We practice a number of placement and diversion techniques, that include:
MECHANICAL METHODS
CHEMICAL DIVERTER TECHNIQUES
DIVERSION OF FLUIDS
PUMPING STRATEGY
Many of these techniques are not used in isolation. For example in long horizontal sections, our team will utilise a combination of the above methods, like coiled tubing for placement in conjunction with foamed fluids for diversion.
Hydraulic Fracturing
Hydraulic fracture stimulation has been a hotly debated topic for over a decade. Small or isolated cases are often deemed too expensive, risky and complex.
However, over the last few years technological advances, around operational efficiency, has led to a renaissance of sorts. Initially, this has been seen at onshore source rock reservoirs predominantly in North America. It is worth noting that such onshore advances cannot be automatically transferred to offshore extraction due to complex logistics, limited space, and environmental constraints. April 2016 marked a historic moment in our history where we completed the world’s first offshore multi-stage proppant fractured horizontal well, that specifically targeted a tight carbonate source rock reservoir. This was one of the largest and most complex offshore stimulation jobs ever attempted. We achieved this whilst limiting environmental impact utilising a closed loop system transporting flow-back fluids directly to our offshore production facility.
Waterflood
Waterflooding is the most widely used fluid injection process in the oilfield, as it’s a cost-effective and proven technique for increasing oil recovery.
Historical Background
The reservoir was discovered in 1967, followed by development and first production in 1970. Water flooding began in 1974 based on injection wells patterned as radial-oriented spokes and peripherally at the oil-water contact.
Functional Description
Our waterflood facilities are designed to deliver filtered, deoxygenated seawater under sufficient pressure to facilitate secondary oil recovery. The total throughput of our waterflood facilities is running through four parallel trains. Pressurised processed seawater is injected into reservoirs through water injection wells in satellite platforms.
At any time four high-pressure injection water pumps are working. These pumps discharge high-pressure water to a distribution header linking four trunk lines via a subsea pipe network to wellhead platforms.

» **Material**
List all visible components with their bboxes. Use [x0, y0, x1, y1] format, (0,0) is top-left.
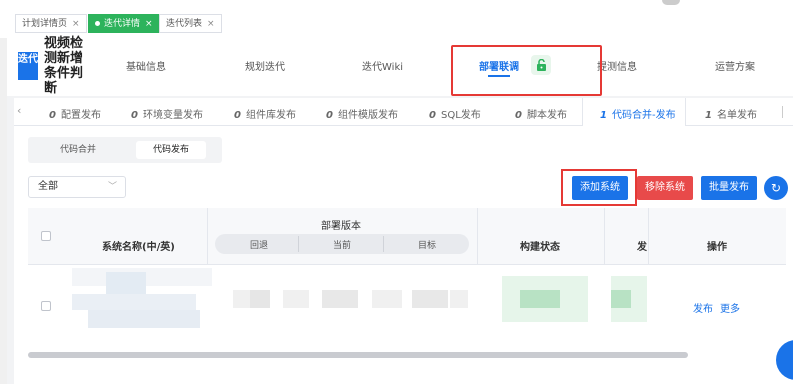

» **Things to do**
(1) Translate this sentence from the oilfield excerpt into Spanish: "Waterflooding is the most widely used fluid injection process in the oilfield, as it’s a cost-effective and proven technique for increasing oil recovery."
(2) Please carry the oilfield excerpt forward with a few sentences that pick up after its final sentence.

» **Answers provided**
(1) La inyección de agua es el proceso de inyección de fluidos más utilizado en los yacimientos petrolíferos, ya que es una técnica rentable y probada para aumentar la recuperación de petróleo.

(2)
The process is inter-tie at lift pump discharge, sand filter discharge, Vacuum tower outlet and Primary booster discharge to operate the plants independently in Single Mode or as one plant in Duel Mode.
Drill the well on Simulator Training at Maersk Training facilities, DWC
The company drilling team worked together with MAERSK training technical instructors, on a specially developed programme, as part of the ‘Team T03 well 8-1/2” section drill-the-well-on-simulator training’: The DS-6000 simulator has been set up to mimic the NMOB surface set up, including the add-on MPD equipment allowing early kick detection and application of a surface back pressure) and the actual/planned T03 well parameters. The combined offshore crew (Noble senior drilling crew, Weatherford MPD Operators, Schlumberger Geoservices Mud loggers, drilling engineers and our MOB drilling personnel) have gone through an extensive programme including practical exercises to prepare for all possible eventualities, to apply correct HPHT procedures and to react swiftly to well control situations and test team communication. The 8-1/2” hole section on Team T03 presents several challenges, the well features true wildcat sections, where pore pressure uncertainty exists and potential pressure ramps may be experienced.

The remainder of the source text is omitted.